[Extracted data entries]

* * *

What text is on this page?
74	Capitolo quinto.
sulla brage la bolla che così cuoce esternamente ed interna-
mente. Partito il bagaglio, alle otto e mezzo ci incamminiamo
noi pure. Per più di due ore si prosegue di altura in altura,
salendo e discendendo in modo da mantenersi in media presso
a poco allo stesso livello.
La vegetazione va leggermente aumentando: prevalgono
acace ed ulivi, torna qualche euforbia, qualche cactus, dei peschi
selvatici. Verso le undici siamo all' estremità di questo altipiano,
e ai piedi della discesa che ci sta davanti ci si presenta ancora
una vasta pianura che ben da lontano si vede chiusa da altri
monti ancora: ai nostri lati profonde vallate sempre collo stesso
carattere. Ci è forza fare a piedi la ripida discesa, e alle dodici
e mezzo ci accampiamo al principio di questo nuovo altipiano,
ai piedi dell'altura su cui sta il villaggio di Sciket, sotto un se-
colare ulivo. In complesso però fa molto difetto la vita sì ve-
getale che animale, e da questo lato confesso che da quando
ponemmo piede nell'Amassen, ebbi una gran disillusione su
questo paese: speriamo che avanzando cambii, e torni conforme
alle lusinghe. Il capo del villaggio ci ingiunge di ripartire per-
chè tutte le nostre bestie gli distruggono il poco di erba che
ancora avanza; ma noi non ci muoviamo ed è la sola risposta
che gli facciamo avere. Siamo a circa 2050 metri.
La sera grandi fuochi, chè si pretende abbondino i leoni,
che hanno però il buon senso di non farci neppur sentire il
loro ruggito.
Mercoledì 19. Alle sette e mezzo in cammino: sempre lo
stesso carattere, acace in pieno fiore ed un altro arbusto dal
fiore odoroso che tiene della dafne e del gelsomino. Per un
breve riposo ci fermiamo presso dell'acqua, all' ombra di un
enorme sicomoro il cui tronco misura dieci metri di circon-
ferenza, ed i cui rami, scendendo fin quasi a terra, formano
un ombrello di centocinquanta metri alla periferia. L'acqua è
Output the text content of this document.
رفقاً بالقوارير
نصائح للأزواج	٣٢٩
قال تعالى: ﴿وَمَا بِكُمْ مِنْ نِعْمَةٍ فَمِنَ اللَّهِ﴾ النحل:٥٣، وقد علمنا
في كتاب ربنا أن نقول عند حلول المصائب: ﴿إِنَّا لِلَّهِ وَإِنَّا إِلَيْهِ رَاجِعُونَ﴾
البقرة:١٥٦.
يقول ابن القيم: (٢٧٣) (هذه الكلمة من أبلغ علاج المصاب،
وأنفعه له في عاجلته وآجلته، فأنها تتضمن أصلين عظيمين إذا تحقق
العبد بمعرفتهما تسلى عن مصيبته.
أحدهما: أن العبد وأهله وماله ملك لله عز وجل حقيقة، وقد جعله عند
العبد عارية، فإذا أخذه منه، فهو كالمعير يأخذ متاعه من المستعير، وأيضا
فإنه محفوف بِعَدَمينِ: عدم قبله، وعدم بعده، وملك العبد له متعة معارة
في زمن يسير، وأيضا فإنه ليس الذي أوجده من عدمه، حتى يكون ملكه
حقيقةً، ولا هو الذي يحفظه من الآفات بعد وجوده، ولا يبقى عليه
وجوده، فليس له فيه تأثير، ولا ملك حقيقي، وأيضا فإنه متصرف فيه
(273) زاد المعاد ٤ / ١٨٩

* * *

Reproduce the material in full, with no word added or dropped.

▶ [Answer to the exercise]
What text is on this page?
74	Capitolo quinto.
sulla brage la bolla che così cuoce esternamente ed interna-
mente. Partito il bagaglio, alle otto e mezzo ci incamminiamo
noi pure. Per più di due ore si prosegue di altura in altura,
salendo e discendendo in modo da mantenersi in media presso
a poco allo stesso livello.
La vegetazione va leggermente aumentando: prevalgono
acace ed ulivi, torna qualche euforbia, qualche cactus, dei peschi
selvatici. Verso le undici siamo all' estremità di questo altipiano,
e ai piedi della discesa che ci sta davanti ci si presenta ancora
una vasta pianura che ben da lontano si vede chiusa da altri
monti ancora: ai nostri lati profonde vallate sempre collo stesso
carattere. Ci è forza fare a piedi la ripida discesa, e alle dodici
e mezzo ci accampiamo al principio di questo nuovo altipiano,
ai piedi dell'altura su cui sta il villaggio di Sciket, sotto un se-
colare ulivo. In complesso però fa molto difetto la vita sì ve-
getale che animale, e da questo lato confesso che da quando
ponemmo piede nell'Amassen, ebbi una gran disillusione su
questo paese: speriamo che avanzando cambii, e torni conforme
alle lusinghe. Il capo del villaggio ci ingiunge di ripartire per-
chè tutte le nostre bestie gli distruggono il poco di erba che
ancora avanza; ma noi non ci muoviamo ed è la sola risposta
che gli facciamo avere. Siamo a circa 2050 metri.
La sera grandi fuochi, chè si pretende abbondino i leoni,
che hanno però il buon senso di non farci neppur sentire il
loro ruggito.
Mercoledì 19. Alle sette e mezzo in cammino: sempre lo
stesso carattere, acace in pieno fiore ed un altro arbusto dal
fiore odoroso che tiene della dafne e del gelsomino. Per un
breve riposo ci fermiamo presso dell'acqua, all' ombra di un
enorme sicomoro il cui tronco misura dieci metri di circon-
ferenza, ed i cui rami, scendendo fin quasi a terra, formano
un ombrello di centocinquanta metri alla periferia. L'acqua è
Output the text content of this document.
رفقاً بالقوارير
نصائح للأزواج	٣٢٩
قال تعالى: ﴿وَمَا بِكُمْ مِنْ نِعْمَةٍ فَمِنَ اللَّهِ﴾ النحل:٥٣، وقد علمنا
في كتاب ربنا أن نقول عند حلول المصائب: ﴿إِنَّا لِلَّهِ وَإِنَّا إِلَيْهِ رَاجِعُونَ﴾
البقرة:١٥٦.
يقول ابن القيم: (٢٧٣) (هذه الكلمة من أبلغ علاج المصاب،
وأنفعه له في عاجلته وآجلته، فأنها تتضمن أصلين عظيمين إذا تحقق
العبد بمعرفتهما تسلى عن مصيبته.
أحدهما: أن العبد وأهله وماله ملك لله عز وجل حقيقة، وقد جعله عند
العبد عارية، فإذا أخذه منه، فهو كالمعير يأخذ متاعه من المستعير، وأيضا
فإنه محفوف بِعَدَمينِ: عدم قبله، وعدم بعده، وملك العبد له متعة معارة
في زمن يسير، وأيضا فإنه ليس الذي أوجده من عدمه، حتى يكون ملكه
حقيقةً، ولا هو الذي يحفظه من الآفات بعد وجوده، ولا يبقى عليه
وجوده، فليس له فيه تأثير، ولا ملك حقيقي، وأيضا فإنه متصرف فيه
(273) زاد المعاد ٤ / ١٨٩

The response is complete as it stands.